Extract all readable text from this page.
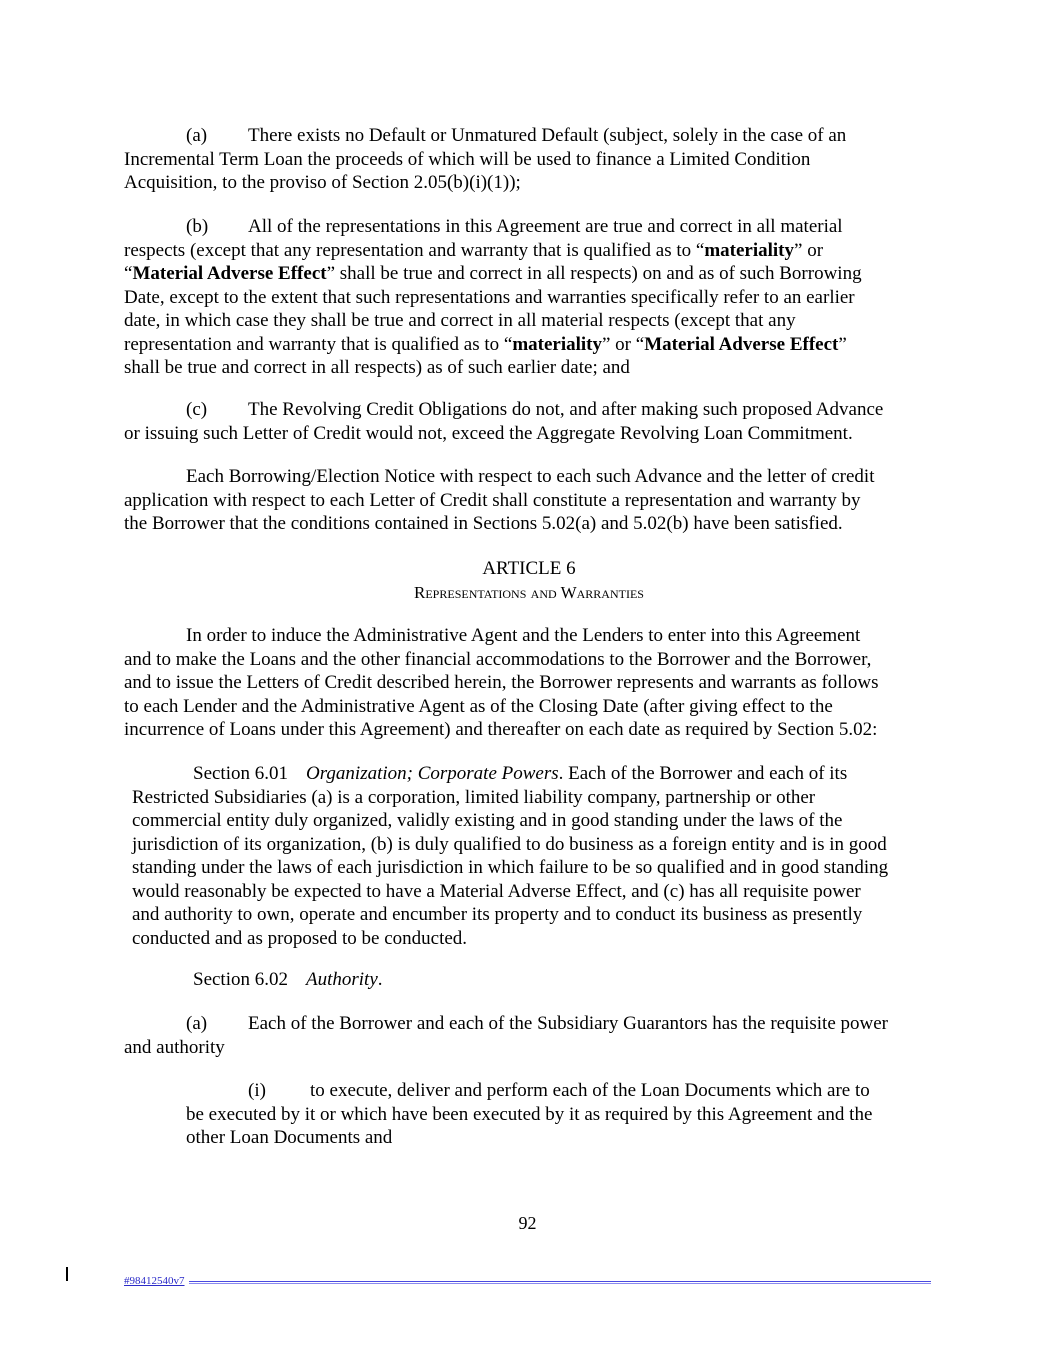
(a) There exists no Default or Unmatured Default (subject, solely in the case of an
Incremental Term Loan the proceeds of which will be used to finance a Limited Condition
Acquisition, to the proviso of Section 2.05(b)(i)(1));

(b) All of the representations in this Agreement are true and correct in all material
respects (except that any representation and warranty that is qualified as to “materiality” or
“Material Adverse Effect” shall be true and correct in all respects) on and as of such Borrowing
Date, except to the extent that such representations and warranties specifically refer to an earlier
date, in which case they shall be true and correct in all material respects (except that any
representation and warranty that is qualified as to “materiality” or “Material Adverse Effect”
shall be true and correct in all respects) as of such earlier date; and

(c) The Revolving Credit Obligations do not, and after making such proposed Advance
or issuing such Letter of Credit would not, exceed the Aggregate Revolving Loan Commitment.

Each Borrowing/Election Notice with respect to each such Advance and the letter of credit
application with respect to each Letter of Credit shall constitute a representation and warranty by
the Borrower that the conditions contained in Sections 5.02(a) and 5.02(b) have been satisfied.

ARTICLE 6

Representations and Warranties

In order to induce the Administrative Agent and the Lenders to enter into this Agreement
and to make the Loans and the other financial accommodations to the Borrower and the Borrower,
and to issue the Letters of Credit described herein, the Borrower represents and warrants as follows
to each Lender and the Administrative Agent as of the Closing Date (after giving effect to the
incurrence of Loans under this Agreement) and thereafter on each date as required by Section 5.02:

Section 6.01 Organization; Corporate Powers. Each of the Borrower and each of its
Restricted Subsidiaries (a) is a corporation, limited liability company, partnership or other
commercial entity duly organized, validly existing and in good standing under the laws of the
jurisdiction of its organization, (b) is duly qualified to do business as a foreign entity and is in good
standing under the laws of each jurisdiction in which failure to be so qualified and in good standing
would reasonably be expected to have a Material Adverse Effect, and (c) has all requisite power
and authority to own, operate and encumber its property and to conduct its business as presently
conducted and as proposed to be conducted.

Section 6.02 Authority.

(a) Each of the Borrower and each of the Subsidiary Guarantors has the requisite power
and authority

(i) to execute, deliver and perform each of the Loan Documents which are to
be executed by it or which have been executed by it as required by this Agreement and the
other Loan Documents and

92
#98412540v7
:::::
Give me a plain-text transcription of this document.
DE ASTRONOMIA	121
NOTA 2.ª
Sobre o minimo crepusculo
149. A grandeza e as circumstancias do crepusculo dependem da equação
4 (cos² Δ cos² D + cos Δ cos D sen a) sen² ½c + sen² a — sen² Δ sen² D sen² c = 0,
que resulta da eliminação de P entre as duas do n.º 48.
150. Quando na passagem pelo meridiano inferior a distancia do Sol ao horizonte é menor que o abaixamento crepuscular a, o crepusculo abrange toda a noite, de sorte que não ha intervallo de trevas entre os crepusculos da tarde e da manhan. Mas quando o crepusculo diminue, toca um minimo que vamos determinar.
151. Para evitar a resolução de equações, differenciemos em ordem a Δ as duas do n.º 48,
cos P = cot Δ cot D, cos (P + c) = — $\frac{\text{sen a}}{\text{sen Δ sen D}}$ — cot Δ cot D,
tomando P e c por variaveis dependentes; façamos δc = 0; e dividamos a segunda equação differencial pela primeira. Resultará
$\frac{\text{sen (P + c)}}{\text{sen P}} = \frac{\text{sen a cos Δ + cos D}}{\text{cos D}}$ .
:::::
### WHAT IS NEEDED
Pick out the lines that contain "this" and copy them.

### FINISHED ANSWER
Extract all readable text from this page.
(b) All of the representations in this Agreement are true and correct in all material
In order to induce the Administrative Agent and the Lenders to enter into this Agreement
incurrence of Loans under this Agreement) and thereafter on each date as required by Section 5.02:
be executed by it or which have been executed by it as required by this Agreement and the
Give me a plain-text transcription of this document.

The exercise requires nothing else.